- Selected extract:
┌──

You have just been approved for a loan, and you couldn’t feel more excited and relieved at the same time. However, before you sign on the dotted line, it’s important that you ask yourself one question.
“Do I know what all is in this loan agreement?”
The reality is that not all loan agreements are equal. After all, not all lenders have the same standards when it comes to lending funds to consumers.
For this reason, it is essential that you have a firm grasp of every component of your loan agreement.
Here’s a rundown on how to read and comprehend your loan terms.
Let’s get started!
Interest Rate in Your Loan Agreement
The interest rate in your loan agreement will depend on a number of factors, including the kind of loan you’re receiving. Yes, that’s right! Whether your loan is unsecured or secured is as important for a lender in deciding the rate of interest of your loan like your credit score.
There are certainly other points to consider when you apply for a personal loan like will your interest be floating or fixed. Note that your loan agreement should spell out this information also.

└──

- Data under study:

┌──

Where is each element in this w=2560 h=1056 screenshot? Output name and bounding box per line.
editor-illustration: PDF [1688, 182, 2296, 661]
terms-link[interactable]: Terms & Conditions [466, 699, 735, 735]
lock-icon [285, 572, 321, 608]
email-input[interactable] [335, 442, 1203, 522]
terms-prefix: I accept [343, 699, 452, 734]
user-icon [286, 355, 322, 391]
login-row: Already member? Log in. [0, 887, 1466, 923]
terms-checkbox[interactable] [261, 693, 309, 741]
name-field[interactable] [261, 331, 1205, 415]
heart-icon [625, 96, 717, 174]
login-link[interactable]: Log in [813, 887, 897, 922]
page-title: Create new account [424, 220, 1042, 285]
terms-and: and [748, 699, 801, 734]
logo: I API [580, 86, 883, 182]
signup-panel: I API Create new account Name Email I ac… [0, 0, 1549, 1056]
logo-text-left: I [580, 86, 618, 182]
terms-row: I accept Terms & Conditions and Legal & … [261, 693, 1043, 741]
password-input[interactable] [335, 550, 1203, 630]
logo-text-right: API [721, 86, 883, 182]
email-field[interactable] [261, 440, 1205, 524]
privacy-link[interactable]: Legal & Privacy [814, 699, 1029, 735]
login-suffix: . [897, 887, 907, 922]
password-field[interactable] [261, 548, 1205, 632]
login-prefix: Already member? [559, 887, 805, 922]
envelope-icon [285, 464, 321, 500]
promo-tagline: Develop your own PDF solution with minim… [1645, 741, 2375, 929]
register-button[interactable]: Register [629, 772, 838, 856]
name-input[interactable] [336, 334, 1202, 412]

└──

- Task brief:
Answer these questions about the text on loan agreements.
1. What question should you ask yourself before signing?
2. According to the text, why are not all loan agreements equal?
3. What does the text say is as important as your credit score when a lender decides your interest rate?

- Task solution:
1. "Do I know what all is in this loan agreement?"
2. Not all lenders have the same standards when it comes to lending funds to consumers.
3. Whether your loan is unsecured or secured.